● **TASK DIRECTIONS**:
Omit all pictures. Quote only the lines from the one with "Serialize everything readable" through the end of the material below.

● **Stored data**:

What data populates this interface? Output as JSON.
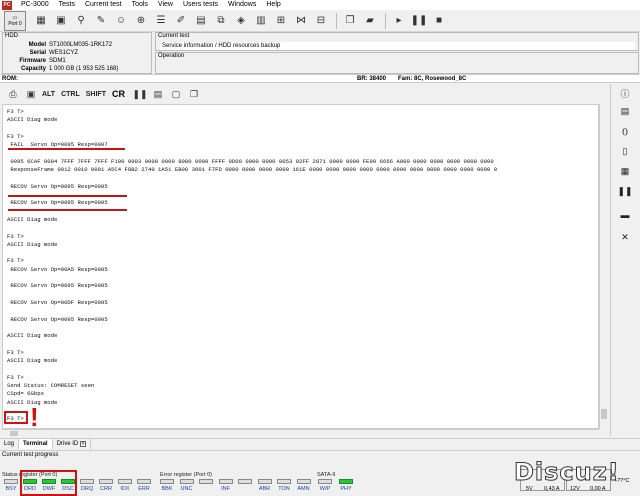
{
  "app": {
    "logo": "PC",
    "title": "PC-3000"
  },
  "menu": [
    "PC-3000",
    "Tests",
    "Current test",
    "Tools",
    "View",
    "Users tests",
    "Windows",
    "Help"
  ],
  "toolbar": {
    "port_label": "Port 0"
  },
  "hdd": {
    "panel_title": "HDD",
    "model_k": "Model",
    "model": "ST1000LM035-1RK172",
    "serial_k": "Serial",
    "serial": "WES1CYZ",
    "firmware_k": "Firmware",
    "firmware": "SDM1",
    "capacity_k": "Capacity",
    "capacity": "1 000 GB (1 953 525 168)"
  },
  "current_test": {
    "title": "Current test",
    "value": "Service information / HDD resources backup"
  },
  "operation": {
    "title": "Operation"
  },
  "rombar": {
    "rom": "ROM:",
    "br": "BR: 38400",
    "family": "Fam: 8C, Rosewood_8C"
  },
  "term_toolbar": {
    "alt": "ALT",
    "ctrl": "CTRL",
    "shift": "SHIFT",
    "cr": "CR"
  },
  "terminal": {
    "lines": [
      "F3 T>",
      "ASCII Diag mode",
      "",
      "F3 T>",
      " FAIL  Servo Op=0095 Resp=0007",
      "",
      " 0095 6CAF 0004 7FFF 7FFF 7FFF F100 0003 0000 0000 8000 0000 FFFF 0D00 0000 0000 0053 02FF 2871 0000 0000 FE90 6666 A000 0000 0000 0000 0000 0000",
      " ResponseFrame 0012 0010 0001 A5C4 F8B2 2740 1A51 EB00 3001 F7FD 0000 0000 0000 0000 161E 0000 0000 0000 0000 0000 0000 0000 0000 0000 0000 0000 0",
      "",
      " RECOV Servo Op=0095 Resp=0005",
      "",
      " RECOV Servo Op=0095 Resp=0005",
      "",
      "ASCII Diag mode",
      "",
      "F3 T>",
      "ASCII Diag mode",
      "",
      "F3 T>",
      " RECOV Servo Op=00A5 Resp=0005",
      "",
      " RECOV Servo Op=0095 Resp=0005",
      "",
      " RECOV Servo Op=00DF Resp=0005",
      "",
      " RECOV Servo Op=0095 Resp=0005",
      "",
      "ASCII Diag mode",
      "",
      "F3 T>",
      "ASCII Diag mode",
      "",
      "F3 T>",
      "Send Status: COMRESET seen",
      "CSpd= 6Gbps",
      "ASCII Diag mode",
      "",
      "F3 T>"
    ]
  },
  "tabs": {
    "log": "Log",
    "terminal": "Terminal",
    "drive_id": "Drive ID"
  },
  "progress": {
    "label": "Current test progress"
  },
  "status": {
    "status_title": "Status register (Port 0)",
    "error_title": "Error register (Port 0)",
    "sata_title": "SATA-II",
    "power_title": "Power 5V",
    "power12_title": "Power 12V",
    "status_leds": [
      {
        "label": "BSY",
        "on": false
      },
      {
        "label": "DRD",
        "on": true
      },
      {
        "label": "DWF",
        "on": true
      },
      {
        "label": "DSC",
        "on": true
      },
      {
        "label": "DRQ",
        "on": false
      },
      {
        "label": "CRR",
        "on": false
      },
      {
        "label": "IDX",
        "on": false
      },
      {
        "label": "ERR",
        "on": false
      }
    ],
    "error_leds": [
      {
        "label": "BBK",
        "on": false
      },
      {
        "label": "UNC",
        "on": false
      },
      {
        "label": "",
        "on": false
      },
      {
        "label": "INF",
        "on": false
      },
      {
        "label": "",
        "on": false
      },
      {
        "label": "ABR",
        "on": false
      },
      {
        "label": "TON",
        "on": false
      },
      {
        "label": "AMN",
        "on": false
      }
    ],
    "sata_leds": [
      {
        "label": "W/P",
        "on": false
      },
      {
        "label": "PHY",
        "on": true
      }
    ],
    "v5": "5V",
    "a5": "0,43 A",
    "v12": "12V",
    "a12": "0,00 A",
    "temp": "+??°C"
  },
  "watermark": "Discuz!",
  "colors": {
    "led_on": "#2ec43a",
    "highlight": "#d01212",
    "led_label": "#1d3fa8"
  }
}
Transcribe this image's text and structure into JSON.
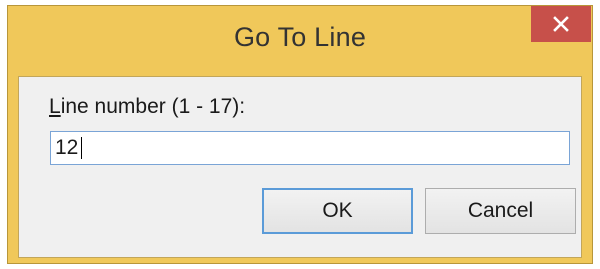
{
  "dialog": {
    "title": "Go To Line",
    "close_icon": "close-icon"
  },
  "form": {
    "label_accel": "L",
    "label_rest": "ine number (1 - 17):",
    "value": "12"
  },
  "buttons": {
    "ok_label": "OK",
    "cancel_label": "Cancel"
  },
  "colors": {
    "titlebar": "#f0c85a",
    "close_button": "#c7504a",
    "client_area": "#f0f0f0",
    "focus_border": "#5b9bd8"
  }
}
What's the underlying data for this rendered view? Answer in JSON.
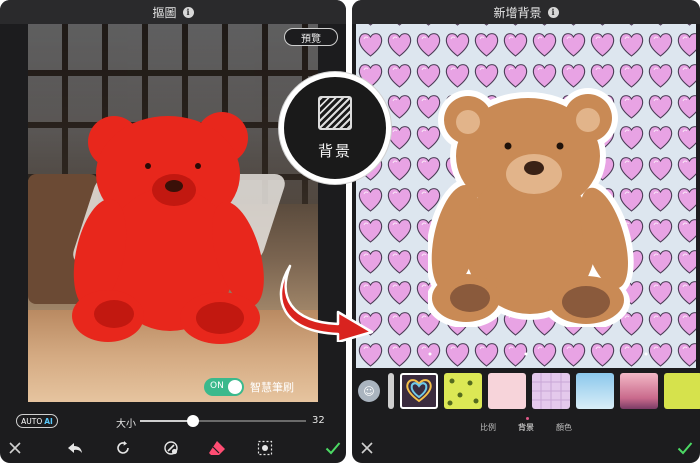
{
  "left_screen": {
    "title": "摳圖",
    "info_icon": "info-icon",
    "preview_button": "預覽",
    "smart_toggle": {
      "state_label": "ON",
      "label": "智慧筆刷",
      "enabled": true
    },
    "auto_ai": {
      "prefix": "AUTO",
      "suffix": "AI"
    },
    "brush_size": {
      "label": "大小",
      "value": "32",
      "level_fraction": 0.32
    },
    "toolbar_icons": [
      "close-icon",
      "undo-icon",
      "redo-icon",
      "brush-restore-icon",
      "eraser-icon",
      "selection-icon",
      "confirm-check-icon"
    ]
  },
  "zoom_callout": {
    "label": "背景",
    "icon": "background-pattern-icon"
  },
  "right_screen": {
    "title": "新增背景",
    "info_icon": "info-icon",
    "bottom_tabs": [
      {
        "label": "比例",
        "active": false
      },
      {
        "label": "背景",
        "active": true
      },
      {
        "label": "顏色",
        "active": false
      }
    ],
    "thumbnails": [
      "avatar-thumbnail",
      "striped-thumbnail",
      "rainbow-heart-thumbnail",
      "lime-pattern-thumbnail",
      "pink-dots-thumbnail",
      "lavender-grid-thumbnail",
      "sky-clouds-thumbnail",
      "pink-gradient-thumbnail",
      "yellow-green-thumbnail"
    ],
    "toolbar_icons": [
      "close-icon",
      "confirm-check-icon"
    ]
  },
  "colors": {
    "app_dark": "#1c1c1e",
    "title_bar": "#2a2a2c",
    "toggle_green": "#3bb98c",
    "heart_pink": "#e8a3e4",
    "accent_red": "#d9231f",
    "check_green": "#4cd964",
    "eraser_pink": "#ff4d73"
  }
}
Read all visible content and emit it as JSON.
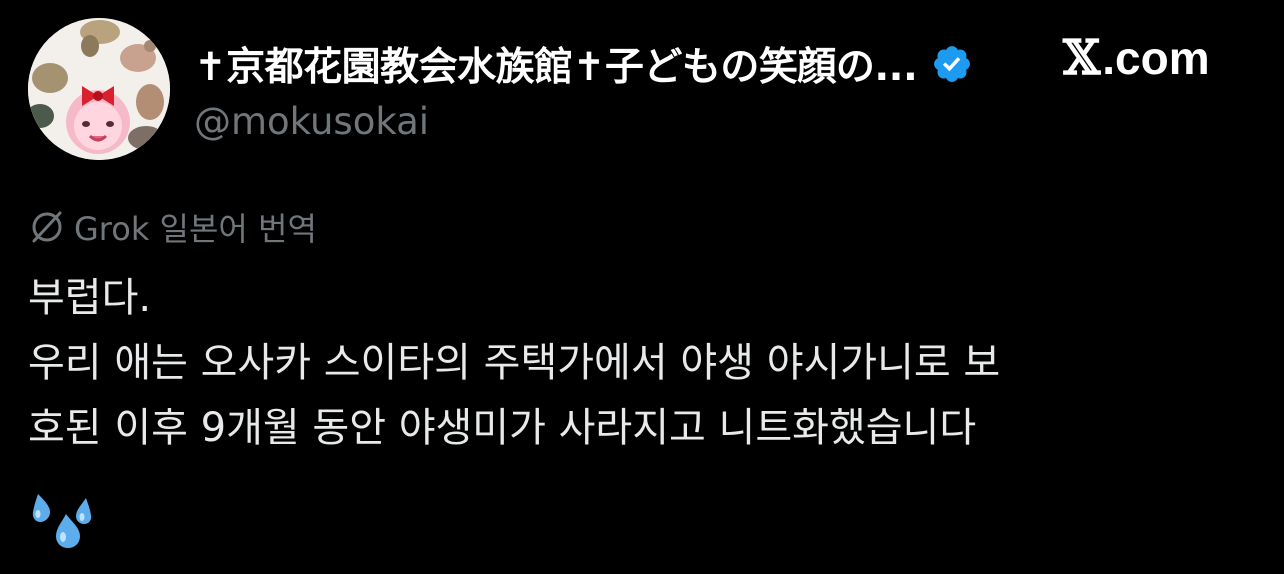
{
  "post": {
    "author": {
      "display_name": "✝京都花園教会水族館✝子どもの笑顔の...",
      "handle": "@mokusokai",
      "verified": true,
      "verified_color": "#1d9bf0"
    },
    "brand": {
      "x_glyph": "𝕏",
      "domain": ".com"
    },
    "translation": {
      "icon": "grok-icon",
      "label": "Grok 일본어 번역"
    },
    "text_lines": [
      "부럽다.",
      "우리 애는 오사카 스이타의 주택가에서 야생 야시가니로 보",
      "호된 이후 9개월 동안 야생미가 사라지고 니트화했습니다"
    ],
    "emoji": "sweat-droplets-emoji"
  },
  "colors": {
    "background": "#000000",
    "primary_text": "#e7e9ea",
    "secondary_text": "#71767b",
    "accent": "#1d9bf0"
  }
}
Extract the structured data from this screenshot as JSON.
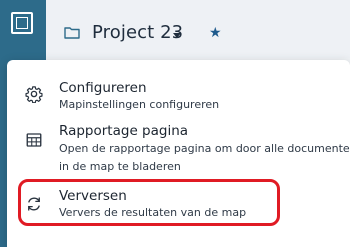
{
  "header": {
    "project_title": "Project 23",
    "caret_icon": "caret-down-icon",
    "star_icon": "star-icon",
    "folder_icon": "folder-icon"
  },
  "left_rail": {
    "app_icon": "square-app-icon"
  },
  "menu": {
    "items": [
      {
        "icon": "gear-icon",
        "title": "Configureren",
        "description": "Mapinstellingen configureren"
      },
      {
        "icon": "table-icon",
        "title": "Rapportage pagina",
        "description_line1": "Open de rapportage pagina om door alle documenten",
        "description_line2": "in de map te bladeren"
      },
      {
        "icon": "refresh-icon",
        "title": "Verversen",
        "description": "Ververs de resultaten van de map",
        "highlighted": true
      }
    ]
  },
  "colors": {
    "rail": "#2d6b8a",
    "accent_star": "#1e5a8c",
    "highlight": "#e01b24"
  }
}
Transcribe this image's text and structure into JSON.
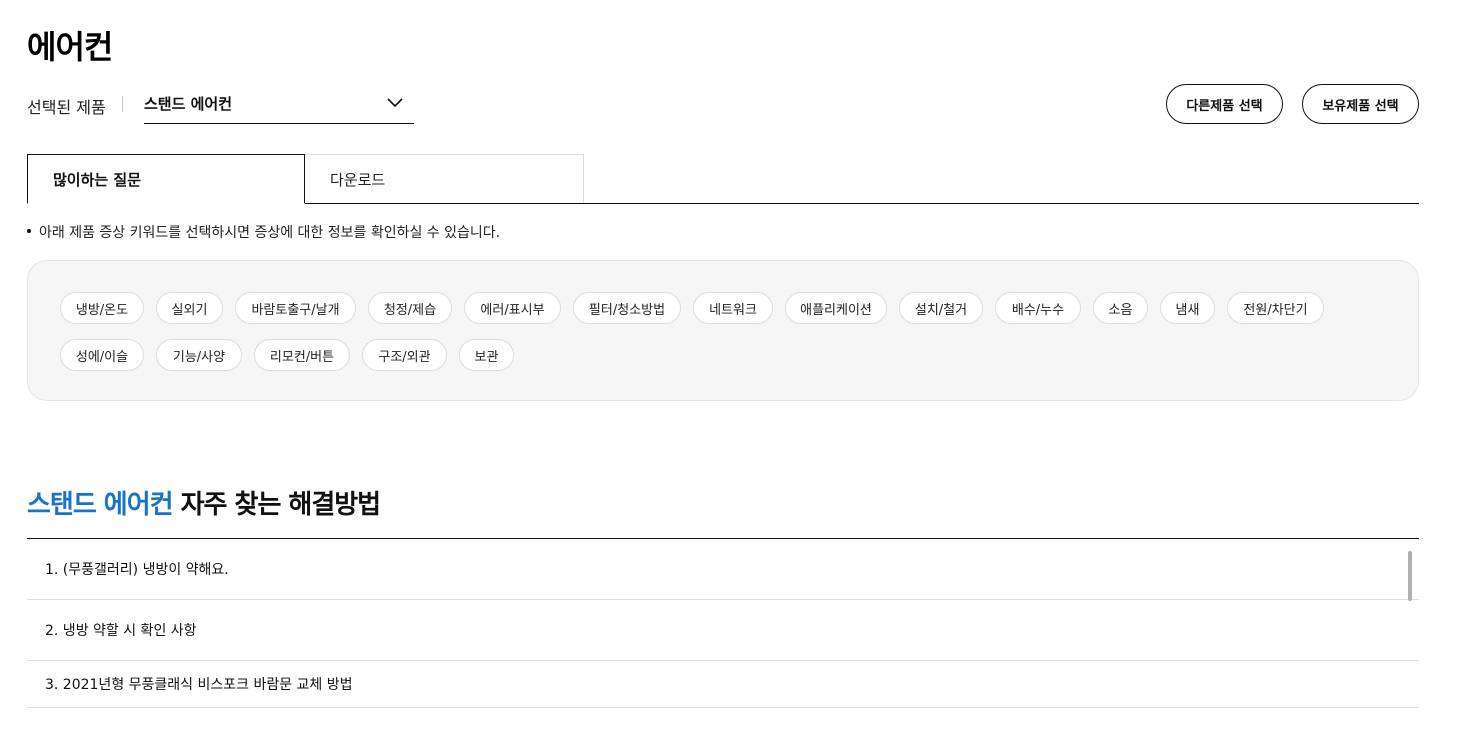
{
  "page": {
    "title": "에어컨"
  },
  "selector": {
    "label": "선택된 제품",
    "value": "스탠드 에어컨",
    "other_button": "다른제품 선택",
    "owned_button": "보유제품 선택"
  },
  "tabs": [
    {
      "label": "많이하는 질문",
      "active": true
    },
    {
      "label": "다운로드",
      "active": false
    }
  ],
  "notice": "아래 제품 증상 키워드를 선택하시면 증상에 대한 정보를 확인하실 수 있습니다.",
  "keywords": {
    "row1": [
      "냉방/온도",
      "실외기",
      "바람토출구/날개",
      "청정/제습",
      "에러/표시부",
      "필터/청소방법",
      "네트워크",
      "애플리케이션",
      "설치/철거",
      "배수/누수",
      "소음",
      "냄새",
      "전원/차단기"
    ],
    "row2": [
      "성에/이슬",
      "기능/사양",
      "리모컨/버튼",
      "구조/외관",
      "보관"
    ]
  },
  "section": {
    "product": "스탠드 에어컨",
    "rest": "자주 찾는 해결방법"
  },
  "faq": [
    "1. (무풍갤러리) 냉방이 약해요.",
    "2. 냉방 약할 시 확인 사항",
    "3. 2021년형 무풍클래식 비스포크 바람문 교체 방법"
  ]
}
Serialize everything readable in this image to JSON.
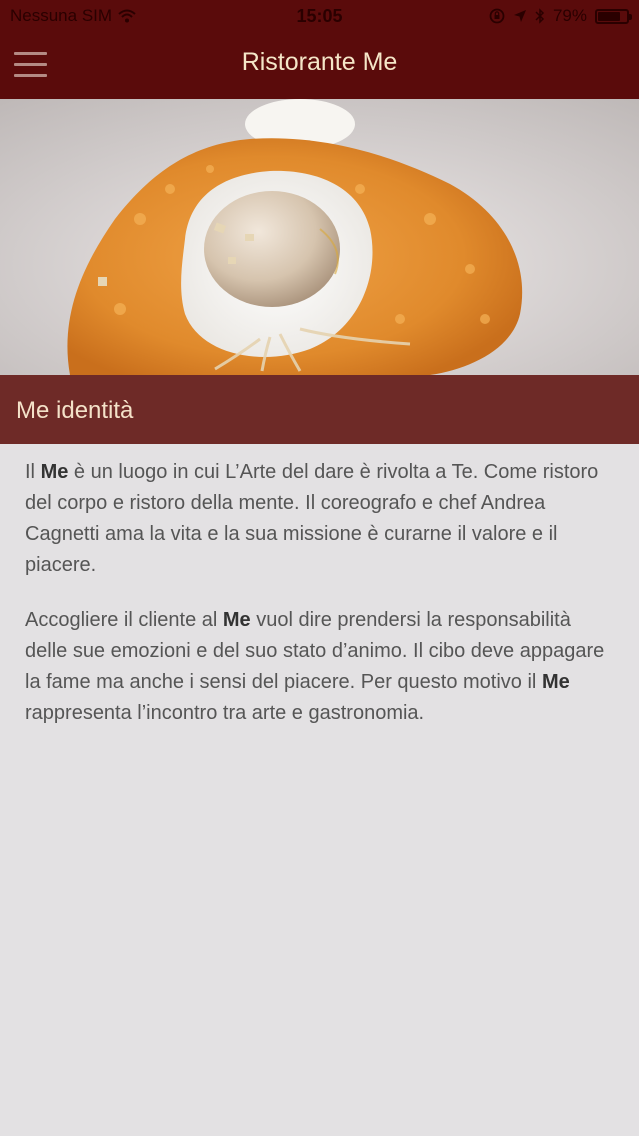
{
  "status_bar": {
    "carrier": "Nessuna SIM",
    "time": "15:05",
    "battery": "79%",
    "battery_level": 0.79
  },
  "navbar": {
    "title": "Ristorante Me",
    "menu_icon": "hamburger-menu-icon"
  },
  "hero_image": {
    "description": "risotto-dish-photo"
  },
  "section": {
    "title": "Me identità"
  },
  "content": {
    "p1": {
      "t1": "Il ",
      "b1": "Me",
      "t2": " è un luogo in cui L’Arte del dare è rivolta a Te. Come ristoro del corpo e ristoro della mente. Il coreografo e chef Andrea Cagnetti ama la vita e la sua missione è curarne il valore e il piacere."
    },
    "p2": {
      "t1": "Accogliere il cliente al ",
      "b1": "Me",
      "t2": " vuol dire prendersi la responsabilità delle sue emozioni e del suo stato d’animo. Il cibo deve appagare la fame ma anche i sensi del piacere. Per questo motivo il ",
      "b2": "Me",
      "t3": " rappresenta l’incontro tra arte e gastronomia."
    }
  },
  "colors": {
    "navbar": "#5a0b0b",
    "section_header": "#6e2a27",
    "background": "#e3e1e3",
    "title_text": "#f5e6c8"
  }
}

● **ANSWER TO THIS EXERCISE**:
Serialize everything readable in this image to JSON.
{
  "status_bar": {
    "carrier": "Nessuna SIM",
    "time": "15:05",
    "battery": "79%",
    "battery_level": 0.79
  },
  "navbar": {
    "title": "Ristorante Me",
    "menu_icon": "hamburger-menu-icon"
  },
  "hero_image": {
    "description": "risotto-dish-photo"
  },
  "section": {
    "title": "Me identità"
  },
  "content": {
    "p1": {
      "t1": "Il ",
      "b1": "Me",
      "t2": " è un luogo in cui L’Arte del dare è rivolta a Te. Come ristoro del corpo e ristoro della mente. Il coreografo e chef Andrea Cagnetti ama la vita e la sua missione è curarne il valore e il piacere."
    },
    "p2": {
      "t1": "Accogliere il cliente al ",
      "b1": "Me",
      "t2": " vuol dire prendersi la responsabilità delle sue emozioni e del suo stato d’animo. Il cibo deve appagare la fame ma anche i sensi del piacere. Per questo motivo il ",
      "b2": "Me",
      "t3": " rappresenta l’incontro tra arte e gastronomia."
    }
  },
  "colors": {
    "navbar": "#5a0b0b",
    "section_header": "#6e2a27",
    "background": "#e3e1e3",
    "title_text": "#f5e6c8"
  }
}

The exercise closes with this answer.